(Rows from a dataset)
◆ ◆ ◆
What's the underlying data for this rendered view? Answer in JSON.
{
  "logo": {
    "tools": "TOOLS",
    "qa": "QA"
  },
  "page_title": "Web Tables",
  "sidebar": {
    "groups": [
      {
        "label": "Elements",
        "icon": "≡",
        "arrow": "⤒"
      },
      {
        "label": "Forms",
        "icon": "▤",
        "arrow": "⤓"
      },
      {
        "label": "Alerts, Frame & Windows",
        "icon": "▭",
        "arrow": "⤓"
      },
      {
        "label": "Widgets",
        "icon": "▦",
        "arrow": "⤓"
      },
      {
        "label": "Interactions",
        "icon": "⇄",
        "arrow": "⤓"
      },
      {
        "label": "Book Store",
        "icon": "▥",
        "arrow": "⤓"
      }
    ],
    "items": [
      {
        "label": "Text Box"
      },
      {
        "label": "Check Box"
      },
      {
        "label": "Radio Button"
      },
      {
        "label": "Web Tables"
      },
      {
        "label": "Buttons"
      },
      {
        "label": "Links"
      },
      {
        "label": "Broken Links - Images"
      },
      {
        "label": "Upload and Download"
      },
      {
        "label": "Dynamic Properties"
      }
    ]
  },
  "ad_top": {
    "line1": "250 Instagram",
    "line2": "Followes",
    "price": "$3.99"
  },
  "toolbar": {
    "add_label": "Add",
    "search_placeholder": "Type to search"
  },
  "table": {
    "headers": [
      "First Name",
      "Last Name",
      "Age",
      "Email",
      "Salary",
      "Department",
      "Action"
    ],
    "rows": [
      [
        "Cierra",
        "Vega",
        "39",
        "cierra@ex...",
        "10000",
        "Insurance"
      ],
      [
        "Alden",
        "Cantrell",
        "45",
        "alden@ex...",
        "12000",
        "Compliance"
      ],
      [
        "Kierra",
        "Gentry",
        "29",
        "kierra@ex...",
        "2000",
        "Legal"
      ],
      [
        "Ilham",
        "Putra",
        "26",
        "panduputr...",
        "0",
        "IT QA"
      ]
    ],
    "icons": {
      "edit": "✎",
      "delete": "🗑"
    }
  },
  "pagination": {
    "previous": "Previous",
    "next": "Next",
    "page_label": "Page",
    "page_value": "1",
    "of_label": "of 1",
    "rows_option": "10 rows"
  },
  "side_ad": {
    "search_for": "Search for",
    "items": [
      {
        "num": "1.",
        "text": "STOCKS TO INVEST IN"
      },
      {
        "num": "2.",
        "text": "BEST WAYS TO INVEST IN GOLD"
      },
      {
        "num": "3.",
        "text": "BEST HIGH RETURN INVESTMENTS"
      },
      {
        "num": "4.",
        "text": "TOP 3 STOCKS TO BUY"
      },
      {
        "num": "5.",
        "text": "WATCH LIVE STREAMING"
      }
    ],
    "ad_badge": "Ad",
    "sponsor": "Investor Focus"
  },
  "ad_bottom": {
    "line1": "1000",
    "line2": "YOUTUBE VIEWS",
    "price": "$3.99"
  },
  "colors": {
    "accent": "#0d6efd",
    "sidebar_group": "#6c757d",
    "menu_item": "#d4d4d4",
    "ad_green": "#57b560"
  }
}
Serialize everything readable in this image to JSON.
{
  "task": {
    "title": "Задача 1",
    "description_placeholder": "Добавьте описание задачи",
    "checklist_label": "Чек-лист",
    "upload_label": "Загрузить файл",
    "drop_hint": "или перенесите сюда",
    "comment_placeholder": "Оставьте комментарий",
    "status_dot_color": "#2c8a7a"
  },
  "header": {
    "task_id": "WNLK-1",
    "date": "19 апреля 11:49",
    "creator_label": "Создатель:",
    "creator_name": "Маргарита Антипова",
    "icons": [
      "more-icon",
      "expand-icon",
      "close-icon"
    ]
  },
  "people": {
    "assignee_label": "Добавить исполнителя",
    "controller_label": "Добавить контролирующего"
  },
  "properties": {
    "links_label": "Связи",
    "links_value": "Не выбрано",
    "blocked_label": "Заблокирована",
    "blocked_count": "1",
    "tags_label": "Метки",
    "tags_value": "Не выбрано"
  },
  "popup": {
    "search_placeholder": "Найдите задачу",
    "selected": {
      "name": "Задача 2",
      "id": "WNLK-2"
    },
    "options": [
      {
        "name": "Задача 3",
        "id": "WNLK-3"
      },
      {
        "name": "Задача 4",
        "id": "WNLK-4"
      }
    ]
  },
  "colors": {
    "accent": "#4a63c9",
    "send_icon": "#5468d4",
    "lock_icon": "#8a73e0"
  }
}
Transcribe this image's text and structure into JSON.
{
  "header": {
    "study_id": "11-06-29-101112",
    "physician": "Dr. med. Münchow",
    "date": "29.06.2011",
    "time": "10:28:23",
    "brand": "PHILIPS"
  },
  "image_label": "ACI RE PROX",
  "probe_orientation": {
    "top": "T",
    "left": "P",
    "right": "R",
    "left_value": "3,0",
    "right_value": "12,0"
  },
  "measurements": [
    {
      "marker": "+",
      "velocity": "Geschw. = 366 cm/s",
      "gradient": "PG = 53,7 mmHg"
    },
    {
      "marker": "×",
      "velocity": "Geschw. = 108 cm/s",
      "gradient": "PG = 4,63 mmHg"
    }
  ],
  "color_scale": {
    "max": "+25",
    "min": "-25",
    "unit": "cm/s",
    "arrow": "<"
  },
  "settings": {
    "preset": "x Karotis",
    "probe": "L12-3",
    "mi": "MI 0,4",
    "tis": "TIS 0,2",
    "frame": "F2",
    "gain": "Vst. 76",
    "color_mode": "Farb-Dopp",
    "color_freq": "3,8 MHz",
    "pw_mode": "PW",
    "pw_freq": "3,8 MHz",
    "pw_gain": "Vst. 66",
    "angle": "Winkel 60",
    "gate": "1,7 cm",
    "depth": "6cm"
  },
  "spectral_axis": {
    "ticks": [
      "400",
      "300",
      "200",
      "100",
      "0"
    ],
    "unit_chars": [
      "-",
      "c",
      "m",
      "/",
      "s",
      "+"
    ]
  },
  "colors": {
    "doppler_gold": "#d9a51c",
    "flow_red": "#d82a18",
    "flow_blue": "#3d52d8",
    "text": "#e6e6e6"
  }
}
◆ ◆ ◆
Extract every line above exactly as it stands.

What's the underlying data for this rendered view? Answer in JSON.
{
  "logo": {
    "tools": "TOOLS",
    "qa": "QA"
  },
  "page_title": "Web Tables",
  "sidebar": {
    "groups": [
      {
        "label": "Elements",
        "icon": "≡",
        "arrow": "⤒"
      },
      {
        "label": "Forms",
        "icon": "▤",
        "arrow": "⤓"
      },
      {
        "label": "Alerts, Frame & Windows",
        "icon": "▭",
        "arrow": "⤓"
      },
      {
        "label": "Widgets",
        "icon": "▦",
        "arrow": "⤓"
      },
      {
        "label": "Interactions",
        "icon": "⇄",
        "arrow": "⤓"
      },
      {
        "label": "Book Store",
        "icon": "▥",
        "arrow": "⤓"
      }
    ],
    "items": [
      {
        "label": "Text Box"
      },
      {
        "label": "Check Box"
      },
      {
        "label": "Radio Button"
      },
      {
        "label": "Web Tables"
      },
      {
        "label": "Buttons"
      },
      {
        "label": "Links"
      },
      {
        "label": "Broken Links - Images"
      },
      {
        "label": "Upload and Download"
      },
      {
        "label": "Dynamic Properties"
      }
    ]
  },
  "ad_top": {
    "line1": "250 Instagram",
    "line2": "Followes",
    "price": "$3.99"
  },
  "toolbar": {
    "add_label": "Add",
    "search_placeholder": "Type to search"
  },
  "table": {
    "headers": [
      "First Name",
      "Last Name",
      "Age",
      "Email",
      "Salary",
      "Department",
      "Action"
    ],
    "rows": [
      [
        "Cierra",
        "Vega",
        "39",
        "cierra@ex...",
        "10000",
        "Insurance"
      ],
      [
        "Alden",
        "Cantrell",
        "45",
        "alden@ex...",
        "12000",
        "Compliance"
      ],
      [
        "Kierra",
        "Gentry",
        "29",
        "kierra@ex...",
        "2000",
        "Legal"
      ],
      [
        "Ilham",
        "Putra",
        "26",
        "panduputr...",
        "0",
        "IT QA"
      ]
    ],
    "icons": {
      "edit": "✎",
      "delete": "🗑"
    }
  },
  "pagination": {
    "previous": "Previous",
    "next": "Next",
    "page_label": "Page",
    "page_value": "1",
    "of_label": "of 1",
    "rows_option": "10 rows"
  },
  "side_ad": {
    "search_for": "Search for",
    "items": [
      {
        "num": "1.",
        "text": "STOCKS TO INVEST IN"
      },
      {
        "num": "2.",
        "text": "BEST WAYS TO INVEST IN GOLD"
      },
      {
        "num": "3.",
        "text": "BEST HIGH RETURN INVESTMENTS"
      },
      {
        "num": "4.",
        "text": "TOP 3 STOCKS TO BUY"
      },
      {
        "num": "5.",
        "text": "WATCH LIVE STREAMING"
      }
    ],
    "ad_badge": "Ad",
    "sponsor": "Investor Focus"
  },
  "ad_bottom": {
    "line1": "1000",
    "line2": "YOUTUBE VIEWS",
    "price": "$3.99"
  },
  "colors": {
    "accent": "#0d6efd",
    "sidebar_group": "#6c757d",
    "menu_item": "#d4d4d4",
    "ad_green": "#57b560"
  }
}
Serialize everything readable in this image to JSON.
{
  "task": {
    "title": "Задача 1",
    "description_placeholder": "Добавьте описание задачи",
    "checklist_label": "Чек-лист",
    "upload_label": "Загрузить файл",
    "drop_hint": "или перенесите сюда",
    "comment_placeholder": "Оставьте комментарий",
    "status_dot_color": "#2c8a7a"
  },
  "header": {
    "task_id": "WNLK-1",
    "date": "19 апреля 11:49",
    "creator_label": "Создатель:",
    "creator_name": "Маргарита Антипова",
    "icons": [
      "more-icon",
      "expand-icon",
      "close-icon"
    ]
  },
  "people": {
    "assignee_label": "Добавить исполнителя",
    "controller_label": "Добавить контролирующего"
  },
  "properties": {
    "links_label": "Связи",
    "links_value": "Не выбрано",
    "blocked_label": "Заблокирована",
    "blocked_count": "1",
    "tags_label": "Метки",
    "tags_value": "Не выбрано"
  },
  "popup": {
    "search_placeholder": "Найдите задачу",
    "selected": {
      "name": "Задача 2",
      "id": "WNLK-2"
    },
    "options": [
      {
        "name": "Задача 3",
        "id": "WNLK-3"
      },
      {
        "name": "Задача 4",
        "id": "WNLK-4"
      }
    ]
  },
  "colors": {
    "accent": "#4a63c9",
    "send_icon": "#5468d4",
    "lock_icon": "#8a73e0"
  }
}
Transcribe this image's text and structure into JSON.
{
  "header": {
    "study_id": "11-06-29-101112",
    "physician": "Dr. med. Münchow",
    "date": "29.06.2011",
    "time": "10:28:23",
    "brand": "PHILIPS"
  },
  "image_label": "ACI RE PROX",
  "probe_orientation": {
    "top": "T",
    "left": "P",
    "right": "R",
    "left_value": "3,0",
    "right_value": "12,0"
  },
  "measurements": [
    {
      "marker": "+",
      "velocity": "Geschw. = 366 cm/s",
      "gradient": "PG = 53,7 mmHg"
    },
    {
      "marker": "×",
      "velocity": "Geschw. = 108 cm/s",
      "gradient": "PG = 4,63 mmHg"
    }
  ],
  "color_scale": {
    "max": "+25",
    "min": "-25",
    "unit": "cm/s",
    "arrow": "<"
  },
  "settings": {
    "preset": "x Karotis",
    "probe": "L12-3",
    "mi": "MI 0,4",
    "tis": "TIS 0,2",
    "frame": "F2",
    "gain": "Vst. 76",
    "color_mode": "Farb-Dopp",
    "color_freq": "3,8 MHz",
    "pw_mode": "PW",
    "pw_freq": "3,8 MHz",
    "pw_gain": "Vst. 66",
    "angle": "Winkel 60",
    "gate": "1,7 cm",
    "depth": "6cm"
  },
  "spectral_axis": {
    "ticks": [
      "400",
      "300",
      "200",
      "100",
      "0"
    ],
    "unit_chars": [
      "-",
      "c",
      "m",
      "/",
      "s",
      "+"
    ]
  },
  "colors": {
    "doppler_gold": "#d9a51c",
    "flow_red": "#d82a18",
    "flow_blue": "#3d52d8",
    "text": "#e6e6e6"
  }
}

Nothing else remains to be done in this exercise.